**To be done:** Filter the listing and keep only the lines with the word "Documents".
##### Given data #####
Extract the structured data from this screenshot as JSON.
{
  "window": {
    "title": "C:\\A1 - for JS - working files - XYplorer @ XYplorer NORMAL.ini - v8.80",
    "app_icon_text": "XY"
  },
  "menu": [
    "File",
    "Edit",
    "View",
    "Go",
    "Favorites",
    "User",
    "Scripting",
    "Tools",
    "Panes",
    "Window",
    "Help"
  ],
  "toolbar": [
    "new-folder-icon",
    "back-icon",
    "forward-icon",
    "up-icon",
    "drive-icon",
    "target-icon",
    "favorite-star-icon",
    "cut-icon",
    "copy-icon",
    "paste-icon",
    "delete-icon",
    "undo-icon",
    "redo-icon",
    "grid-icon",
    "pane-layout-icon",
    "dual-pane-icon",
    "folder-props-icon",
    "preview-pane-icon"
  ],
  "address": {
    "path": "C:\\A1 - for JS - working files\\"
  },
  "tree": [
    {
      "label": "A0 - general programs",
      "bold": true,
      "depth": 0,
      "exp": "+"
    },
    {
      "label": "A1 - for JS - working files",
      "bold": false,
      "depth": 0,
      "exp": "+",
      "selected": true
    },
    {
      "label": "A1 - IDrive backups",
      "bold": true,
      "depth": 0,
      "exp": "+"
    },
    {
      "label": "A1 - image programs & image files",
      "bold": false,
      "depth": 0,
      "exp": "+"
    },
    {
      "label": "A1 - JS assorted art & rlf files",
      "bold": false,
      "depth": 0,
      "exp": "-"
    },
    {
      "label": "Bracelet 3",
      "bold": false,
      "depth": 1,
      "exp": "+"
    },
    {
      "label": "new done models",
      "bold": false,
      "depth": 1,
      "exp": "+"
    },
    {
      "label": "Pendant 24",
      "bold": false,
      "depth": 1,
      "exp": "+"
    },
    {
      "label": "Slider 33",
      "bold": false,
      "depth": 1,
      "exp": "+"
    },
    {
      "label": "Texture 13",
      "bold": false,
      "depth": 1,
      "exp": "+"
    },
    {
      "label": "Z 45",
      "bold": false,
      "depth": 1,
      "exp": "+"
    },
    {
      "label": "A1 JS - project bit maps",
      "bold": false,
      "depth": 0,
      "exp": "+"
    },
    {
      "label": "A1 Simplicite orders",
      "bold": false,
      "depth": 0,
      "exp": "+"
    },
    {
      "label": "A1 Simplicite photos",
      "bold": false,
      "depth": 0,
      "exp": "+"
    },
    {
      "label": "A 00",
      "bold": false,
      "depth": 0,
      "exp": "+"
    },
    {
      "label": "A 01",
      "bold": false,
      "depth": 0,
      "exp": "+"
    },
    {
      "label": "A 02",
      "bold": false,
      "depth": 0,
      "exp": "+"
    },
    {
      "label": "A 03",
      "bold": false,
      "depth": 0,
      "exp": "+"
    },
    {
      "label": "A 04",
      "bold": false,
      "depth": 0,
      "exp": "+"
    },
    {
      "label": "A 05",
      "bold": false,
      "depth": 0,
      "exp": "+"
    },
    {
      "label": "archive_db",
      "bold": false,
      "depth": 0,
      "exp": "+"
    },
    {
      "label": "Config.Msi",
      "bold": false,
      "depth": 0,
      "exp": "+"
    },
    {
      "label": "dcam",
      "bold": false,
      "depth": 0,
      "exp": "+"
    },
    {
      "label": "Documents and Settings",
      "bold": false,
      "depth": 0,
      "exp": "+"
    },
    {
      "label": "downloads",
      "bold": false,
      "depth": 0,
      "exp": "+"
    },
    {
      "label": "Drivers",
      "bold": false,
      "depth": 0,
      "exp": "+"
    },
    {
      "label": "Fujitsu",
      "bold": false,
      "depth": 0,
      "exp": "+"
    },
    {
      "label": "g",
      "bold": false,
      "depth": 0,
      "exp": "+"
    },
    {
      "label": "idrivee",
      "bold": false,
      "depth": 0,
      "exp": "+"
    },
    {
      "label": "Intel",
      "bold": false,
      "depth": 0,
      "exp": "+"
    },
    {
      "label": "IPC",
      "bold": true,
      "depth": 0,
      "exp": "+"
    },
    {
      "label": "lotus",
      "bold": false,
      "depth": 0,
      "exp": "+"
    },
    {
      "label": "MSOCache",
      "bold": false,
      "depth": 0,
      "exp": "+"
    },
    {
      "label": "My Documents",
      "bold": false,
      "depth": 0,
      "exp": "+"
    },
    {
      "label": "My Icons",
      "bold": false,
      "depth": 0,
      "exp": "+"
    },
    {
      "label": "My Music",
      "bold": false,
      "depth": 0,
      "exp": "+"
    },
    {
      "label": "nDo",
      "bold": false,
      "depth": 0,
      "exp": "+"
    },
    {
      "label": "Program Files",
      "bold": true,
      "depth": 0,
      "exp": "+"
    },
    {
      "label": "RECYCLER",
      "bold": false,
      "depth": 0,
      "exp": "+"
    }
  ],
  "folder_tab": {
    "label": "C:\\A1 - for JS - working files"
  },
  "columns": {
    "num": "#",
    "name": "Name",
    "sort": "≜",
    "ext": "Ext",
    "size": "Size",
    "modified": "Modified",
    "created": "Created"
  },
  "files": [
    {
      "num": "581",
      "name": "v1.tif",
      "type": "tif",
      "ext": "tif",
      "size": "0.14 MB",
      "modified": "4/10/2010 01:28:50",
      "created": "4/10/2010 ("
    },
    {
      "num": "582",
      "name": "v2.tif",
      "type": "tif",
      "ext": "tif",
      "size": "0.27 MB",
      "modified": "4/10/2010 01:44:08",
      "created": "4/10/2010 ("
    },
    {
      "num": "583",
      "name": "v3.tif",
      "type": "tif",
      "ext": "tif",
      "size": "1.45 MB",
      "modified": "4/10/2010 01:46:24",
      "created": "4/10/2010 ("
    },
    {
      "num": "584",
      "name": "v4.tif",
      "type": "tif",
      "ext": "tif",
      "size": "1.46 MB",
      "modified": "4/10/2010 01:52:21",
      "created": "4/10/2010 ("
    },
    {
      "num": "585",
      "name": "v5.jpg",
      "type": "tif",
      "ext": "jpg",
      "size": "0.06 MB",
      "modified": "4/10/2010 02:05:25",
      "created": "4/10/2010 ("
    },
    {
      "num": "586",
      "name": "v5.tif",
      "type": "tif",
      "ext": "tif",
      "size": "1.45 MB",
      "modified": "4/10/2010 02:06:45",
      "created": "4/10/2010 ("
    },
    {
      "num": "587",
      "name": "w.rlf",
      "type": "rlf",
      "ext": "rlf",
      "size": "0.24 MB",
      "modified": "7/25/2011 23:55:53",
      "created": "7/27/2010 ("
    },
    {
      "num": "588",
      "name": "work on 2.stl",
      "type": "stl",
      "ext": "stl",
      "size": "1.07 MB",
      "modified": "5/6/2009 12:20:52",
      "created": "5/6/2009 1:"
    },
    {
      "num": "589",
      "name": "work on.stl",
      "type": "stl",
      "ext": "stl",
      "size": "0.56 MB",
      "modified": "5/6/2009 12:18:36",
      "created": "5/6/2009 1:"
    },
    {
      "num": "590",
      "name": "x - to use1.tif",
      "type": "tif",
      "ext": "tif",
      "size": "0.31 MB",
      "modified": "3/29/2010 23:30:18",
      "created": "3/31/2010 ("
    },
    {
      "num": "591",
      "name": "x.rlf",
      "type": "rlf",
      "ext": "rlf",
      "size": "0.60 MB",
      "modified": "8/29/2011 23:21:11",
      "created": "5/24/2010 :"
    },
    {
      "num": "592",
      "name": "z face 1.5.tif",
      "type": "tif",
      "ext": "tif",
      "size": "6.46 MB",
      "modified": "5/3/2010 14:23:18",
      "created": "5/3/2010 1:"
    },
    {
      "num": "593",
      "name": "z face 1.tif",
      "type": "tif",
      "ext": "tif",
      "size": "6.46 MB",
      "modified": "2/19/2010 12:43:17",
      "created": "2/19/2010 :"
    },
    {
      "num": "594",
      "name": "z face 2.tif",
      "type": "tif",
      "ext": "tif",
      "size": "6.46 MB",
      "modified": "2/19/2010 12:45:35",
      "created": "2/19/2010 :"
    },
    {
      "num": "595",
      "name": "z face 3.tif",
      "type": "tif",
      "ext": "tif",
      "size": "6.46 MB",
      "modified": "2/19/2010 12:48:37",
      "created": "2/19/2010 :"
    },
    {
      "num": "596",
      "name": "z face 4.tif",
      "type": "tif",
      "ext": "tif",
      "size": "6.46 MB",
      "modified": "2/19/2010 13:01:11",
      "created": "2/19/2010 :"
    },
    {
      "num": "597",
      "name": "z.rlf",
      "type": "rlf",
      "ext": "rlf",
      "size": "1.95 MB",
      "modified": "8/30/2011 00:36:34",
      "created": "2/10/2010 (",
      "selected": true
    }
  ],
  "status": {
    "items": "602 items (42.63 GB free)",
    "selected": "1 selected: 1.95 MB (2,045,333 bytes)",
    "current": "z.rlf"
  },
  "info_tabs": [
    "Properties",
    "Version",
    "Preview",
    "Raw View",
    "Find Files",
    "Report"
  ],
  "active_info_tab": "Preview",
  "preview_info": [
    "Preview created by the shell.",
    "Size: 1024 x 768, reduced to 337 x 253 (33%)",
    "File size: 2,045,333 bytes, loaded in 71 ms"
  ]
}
#####
**Task response:**
      "label": "Documents and Settings",
      "label": "My Documents",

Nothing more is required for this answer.